● Material shown:

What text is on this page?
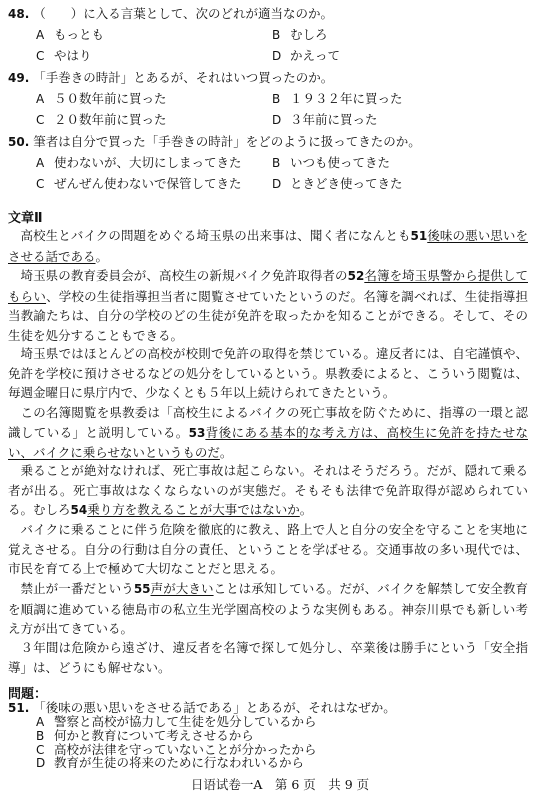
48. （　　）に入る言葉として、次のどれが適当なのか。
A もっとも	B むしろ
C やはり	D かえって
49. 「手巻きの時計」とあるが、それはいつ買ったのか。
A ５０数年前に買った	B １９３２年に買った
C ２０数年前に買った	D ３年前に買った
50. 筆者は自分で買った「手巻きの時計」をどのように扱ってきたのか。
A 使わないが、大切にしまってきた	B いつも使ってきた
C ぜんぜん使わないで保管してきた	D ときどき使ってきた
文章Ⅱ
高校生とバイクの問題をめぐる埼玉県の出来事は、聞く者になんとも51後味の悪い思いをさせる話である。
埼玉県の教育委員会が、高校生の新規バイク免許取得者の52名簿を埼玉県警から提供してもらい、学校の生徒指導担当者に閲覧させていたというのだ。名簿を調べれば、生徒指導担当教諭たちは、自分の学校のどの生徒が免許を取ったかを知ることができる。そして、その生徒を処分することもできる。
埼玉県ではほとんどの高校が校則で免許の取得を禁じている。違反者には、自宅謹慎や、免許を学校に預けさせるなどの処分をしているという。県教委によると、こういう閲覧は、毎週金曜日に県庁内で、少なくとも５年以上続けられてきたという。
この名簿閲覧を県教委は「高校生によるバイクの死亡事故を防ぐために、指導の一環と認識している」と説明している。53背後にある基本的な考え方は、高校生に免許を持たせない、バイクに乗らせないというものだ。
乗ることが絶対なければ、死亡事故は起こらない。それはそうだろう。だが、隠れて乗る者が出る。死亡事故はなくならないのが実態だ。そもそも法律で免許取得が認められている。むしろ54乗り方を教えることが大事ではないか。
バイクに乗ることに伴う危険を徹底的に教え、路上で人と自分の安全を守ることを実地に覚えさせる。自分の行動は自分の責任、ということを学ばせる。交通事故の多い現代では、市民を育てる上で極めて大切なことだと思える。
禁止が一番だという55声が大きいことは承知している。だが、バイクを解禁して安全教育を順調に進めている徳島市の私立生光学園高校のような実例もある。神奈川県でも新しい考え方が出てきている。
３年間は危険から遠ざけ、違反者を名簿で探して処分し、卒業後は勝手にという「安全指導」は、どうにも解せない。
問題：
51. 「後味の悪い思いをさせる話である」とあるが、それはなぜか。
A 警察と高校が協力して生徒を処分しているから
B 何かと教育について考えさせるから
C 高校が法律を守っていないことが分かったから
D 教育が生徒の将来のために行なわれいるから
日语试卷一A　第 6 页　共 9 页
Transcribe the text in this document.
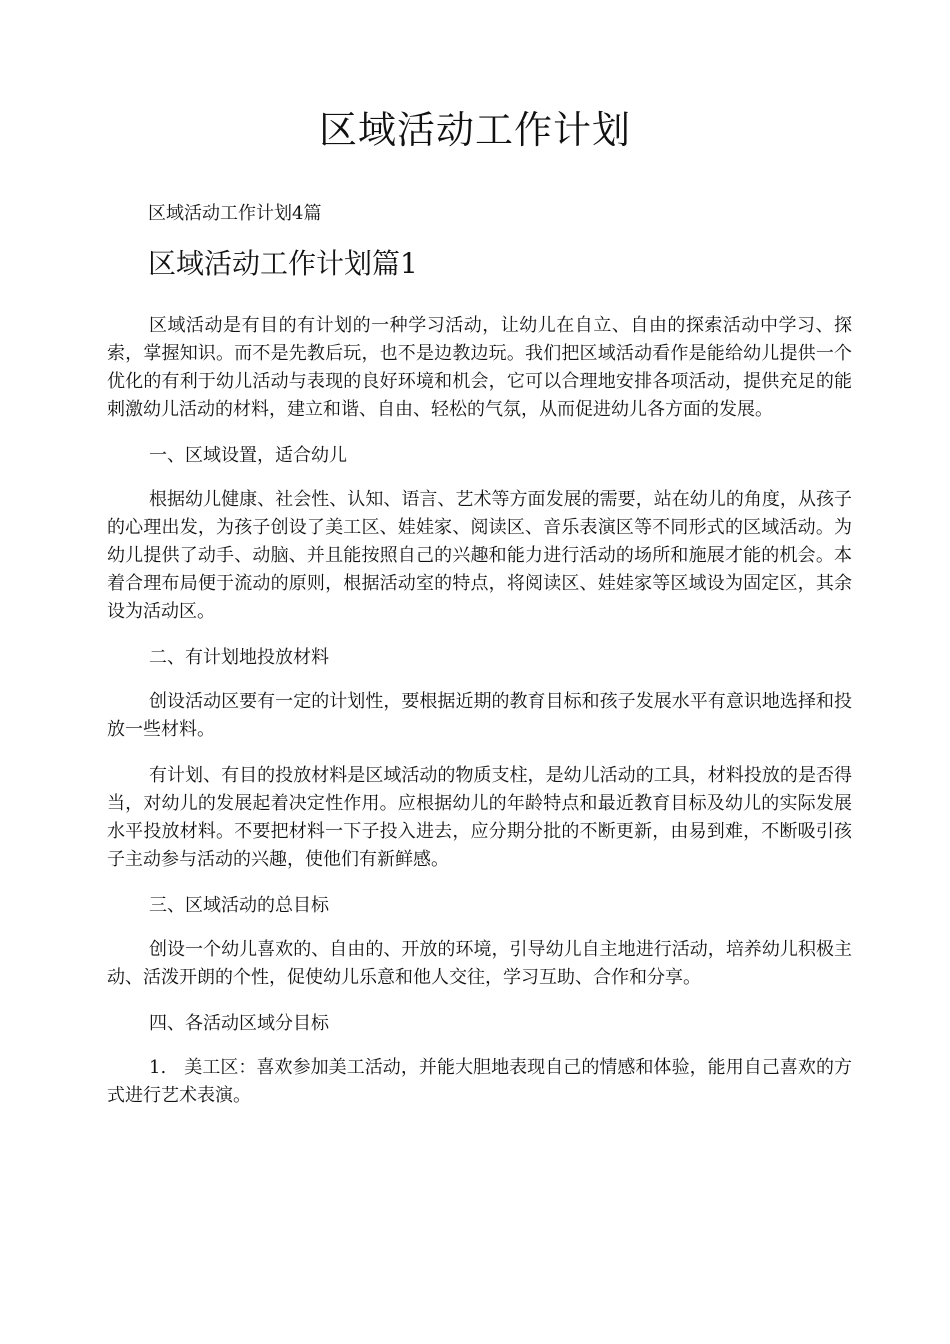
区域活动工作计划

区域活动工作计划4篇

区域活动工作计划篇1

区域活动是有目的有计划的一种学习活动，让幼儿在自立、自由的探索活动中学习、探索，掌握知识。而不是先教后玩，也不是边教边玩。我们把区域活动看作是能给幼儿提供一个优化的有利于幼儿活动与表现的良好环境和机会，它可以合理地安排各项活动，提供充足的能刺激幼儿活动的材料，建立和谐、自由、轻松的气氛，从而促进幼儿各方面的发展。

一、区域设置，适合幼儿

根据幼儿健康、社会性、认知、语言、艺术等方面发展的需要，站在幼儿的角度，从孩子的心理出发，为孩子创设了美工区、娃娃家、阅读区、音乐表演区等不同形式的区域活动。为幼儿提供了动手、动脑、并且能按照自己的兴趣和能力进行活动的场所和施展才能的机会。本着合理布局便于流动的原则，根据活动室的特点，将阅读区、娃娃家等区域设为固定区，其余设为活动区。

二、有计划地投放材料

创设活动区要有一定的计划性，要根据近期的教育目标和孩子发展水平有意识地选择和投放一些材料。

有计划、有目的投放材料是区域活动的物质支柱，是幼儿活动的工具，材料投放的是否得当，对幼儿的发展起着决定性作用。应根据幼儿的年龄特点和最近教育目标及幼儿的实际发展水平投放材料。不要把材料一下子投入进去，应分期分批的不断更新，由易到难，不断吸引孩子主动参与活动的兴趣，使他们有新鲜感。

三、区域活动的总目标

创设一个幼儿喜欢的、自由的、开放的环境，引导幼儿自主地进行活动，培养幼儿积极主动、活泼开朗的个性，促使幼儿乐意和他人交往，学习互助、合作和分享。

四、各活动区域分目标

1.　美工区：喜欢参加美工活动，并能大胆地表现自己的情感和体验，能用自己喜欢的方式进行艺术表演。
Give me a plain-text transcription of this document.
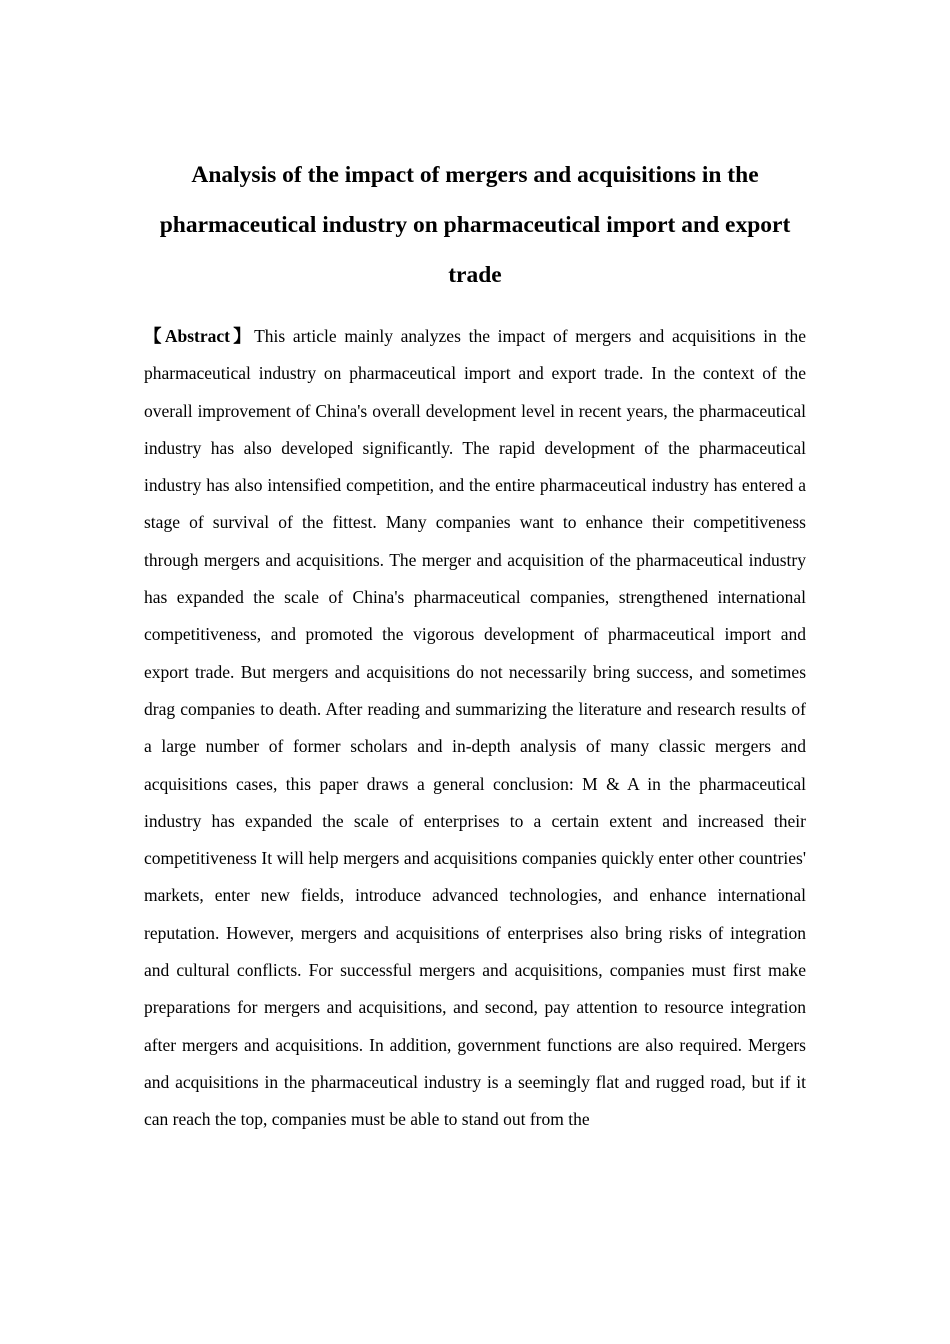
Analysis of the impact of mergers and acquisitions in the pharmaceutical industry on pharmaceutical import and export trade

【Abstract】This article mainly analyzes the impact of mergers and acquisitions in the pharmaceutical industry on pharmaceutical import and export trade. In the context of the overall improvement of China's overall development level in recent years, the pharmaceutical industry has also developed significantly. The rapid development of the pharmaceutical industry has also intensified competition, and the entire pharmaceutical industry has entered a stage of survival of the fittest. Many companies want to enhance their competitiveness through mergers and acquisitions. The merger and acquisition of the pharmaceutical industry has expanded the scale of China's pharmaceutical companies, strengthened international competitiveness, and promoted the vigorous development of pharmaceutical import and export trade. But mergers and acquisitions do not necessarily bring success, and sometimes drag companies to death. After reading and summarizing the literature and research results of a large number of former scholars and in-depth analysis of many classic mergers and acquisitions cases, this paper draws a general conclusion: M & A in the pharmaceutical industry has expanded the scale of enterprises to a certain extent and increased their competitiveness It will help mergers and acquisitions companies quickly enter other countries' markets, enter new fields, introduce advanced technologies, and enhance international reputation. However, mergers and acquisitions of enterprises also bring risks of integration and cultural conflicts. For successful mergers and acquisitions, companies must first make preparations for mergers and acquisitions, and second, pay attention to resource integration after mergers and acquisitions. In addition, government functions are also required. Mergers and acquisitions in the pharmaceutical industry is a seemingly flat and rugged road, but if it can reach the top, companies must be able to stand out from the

● Written instruction: Report each line of the material above where the word "とあるが" appears.

● Written solution:
49. 「手巻きの時計」とあるが、それはいつ買ったのか。
51. 「後味の悪い思いをさせる話である」とあるが、それはなぜか。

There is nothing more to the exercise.